§ **Input**
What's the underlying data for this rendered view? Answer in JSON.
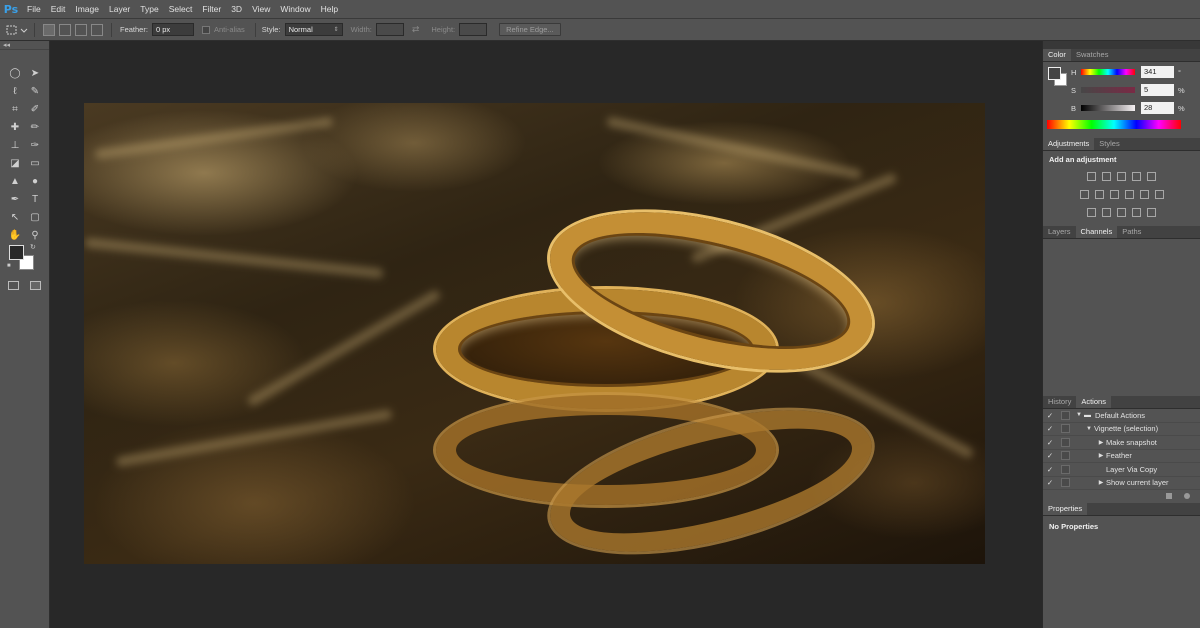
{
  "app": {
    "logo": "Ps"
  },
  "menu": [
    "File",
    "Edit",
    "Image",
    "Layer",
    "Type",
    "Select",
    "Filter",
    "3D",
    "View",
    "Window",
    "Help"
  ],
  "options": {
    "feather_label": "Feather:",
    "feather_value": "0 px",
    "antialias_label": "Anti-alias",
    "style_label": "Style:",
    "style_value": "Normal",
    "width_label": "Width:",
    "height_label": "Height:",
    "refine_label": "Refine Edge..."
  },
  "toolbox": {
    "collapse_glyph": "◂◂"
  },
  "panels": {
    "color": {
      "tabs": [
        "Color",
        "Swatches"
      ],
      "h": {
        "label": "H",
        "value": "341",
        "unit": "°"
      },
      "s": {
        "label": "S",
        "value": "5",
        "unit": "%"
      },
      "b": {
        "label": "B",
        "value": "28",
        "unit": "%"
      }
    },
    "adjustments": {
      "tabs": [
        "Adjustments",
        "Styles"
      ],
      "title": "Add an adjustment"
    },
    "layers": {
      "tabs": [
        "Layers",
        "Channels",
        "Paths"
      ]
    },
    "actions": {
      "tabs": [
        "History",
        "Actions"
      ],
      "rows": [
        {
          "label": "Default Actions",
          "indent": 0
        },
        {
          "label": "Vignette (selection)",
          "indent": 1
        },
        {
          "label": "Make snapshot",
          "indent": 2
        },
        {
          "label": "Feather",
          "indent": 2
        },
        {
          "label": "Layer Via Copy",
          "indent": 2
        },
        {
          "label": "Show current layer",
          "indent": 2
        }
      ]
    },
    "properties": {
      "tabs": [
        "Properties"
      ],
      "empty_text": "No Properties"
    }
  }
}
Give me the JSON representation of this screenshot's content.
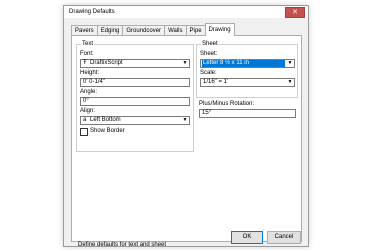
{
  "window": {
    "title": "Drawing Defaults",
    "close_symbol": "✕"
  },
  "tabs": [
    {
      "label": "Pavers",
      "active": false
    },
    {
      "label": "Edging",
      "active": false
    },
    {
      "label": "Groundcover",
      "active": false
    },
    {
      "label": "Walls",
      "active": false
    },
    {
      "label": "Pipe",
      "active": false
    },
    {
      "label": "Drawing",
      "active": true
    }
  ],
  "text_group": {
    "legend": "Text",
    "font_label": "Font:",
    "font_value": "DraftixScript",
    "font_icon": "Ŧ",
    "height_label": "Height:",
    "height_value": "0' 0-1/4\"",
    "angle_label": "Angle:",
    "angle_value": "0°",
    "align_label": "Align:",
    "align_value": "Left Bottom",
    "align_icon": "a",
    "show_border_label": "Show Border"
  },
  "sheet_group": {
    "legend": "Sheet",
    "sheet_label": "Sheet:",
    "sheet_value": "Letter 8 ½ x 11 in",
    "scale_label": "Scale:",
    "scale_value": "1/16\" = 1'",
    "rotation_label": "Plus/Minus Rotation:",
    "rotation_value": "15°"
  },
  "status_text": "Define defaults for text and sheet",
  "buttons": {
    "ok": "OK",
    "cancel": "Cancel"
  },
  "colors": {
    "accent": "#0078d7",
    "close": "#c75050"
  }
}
...
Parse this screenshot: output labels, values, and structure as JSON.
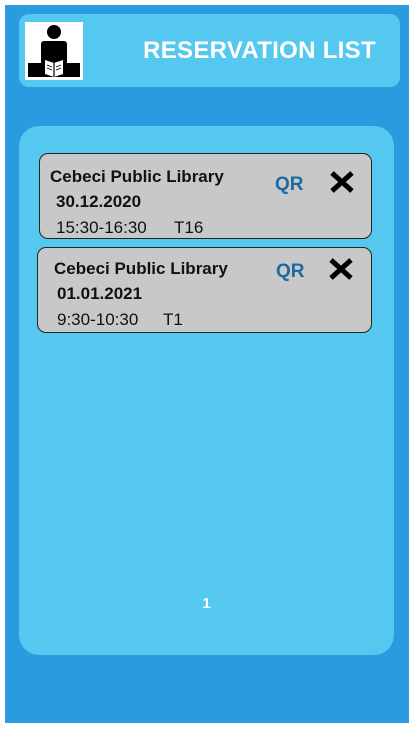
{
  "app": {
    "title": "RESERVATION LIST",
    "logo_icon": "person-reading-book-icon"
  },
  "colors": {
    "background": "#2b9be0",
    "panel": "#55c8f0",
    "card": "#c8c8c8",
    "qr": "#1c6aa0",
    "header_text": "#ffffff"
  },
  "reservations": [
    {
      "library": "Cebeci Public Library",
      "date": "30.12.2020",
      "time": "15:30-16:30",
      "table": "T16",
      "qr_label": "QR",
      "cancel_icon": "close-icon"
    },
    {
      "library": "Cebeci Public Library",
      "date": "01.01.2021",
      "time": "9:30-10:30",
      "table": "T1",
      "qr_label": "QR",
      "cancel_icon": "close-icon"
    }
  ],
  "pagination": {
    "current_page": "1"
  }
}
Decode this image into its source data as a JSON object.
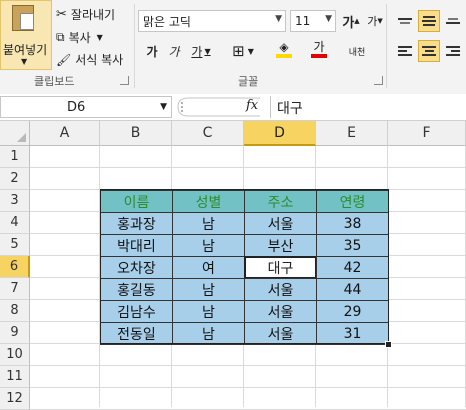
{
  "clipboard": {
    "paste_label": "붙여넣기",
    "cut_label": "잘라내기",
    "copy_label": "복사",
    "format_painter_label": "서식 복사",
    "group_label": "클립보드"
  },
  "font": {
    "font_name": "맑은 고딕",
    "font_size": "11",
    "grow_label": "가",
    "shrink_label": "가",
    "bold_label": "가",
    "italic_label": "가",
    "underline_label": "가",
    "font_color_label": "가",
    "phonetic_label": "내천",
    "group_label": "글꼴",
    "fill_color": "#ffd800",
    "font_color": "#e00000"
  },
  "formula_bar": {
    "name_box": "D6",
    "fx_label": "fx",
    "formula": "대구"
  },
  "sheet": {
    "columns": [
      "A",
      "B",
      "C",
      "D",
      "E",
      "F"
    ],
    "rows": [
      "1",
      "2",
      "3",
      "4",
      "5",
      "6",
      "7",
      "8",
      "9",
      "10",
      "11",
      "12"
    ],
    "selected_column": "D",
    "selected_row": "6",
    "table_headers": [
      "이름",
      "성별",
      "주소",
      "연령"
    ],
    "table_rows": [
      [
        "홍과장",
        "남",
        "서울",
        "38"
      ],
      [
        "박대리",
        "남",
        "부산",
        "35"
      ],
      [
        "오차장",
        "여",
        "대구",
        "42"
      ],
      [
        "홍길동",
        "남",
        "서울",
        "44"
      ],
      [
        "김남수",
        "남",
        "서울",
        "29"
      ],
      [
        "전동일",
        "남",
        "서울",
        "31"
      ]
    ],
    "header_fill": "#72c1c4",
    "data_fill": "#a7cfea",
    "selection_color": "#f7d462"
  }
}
...
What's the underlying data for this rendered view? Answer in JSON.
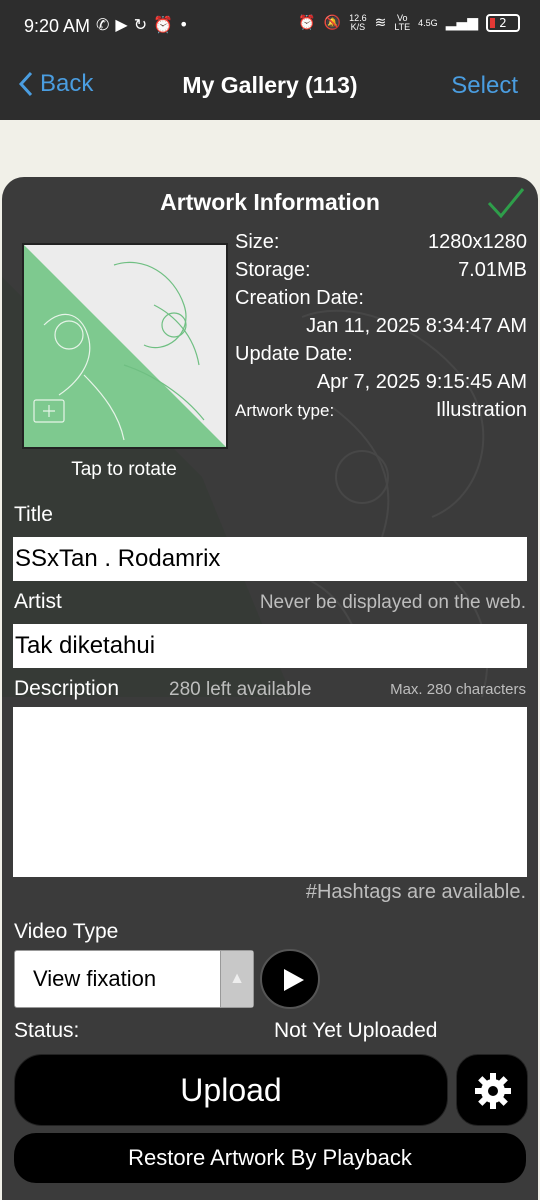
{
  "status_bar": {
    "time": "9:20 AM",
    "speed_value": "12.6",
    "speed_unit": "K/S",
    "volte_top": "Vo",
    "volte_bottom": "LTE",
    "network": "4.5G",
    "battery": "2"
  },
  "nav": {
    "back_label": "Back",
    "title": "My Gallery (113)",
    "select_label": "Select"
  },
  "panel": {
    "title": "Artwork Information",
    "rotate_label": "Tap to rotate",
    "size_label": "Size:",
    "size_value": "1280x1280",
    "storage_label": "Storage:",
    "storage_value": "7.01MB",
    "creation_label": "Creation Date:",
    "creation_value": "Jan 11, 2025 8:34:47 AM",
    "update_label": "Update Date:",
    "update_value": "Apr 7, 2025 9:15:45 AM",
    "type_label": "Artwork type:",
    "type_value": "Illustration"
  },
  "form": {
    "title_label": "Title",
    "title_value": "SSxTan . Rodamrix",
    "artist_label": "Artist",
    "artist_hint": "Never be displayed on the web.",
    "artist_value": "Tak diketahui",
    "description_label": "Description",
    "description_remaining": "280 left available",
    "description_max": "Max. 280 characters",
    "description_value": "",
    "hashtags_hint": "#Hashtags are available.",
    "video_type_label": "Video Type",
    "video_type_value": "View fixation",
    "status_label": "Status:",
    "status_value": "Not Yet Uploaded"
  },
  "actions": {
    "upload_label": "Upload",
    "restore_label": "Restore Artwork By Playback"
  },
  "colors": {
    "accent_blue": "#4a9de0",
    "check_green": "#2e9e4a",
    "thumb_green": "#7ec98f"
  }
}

§ **Goal**
Take every line that includes the string "Show" and copy it.

§ **Reply**
          "label": "Show current layer",
    "show_border_label": "Show Border"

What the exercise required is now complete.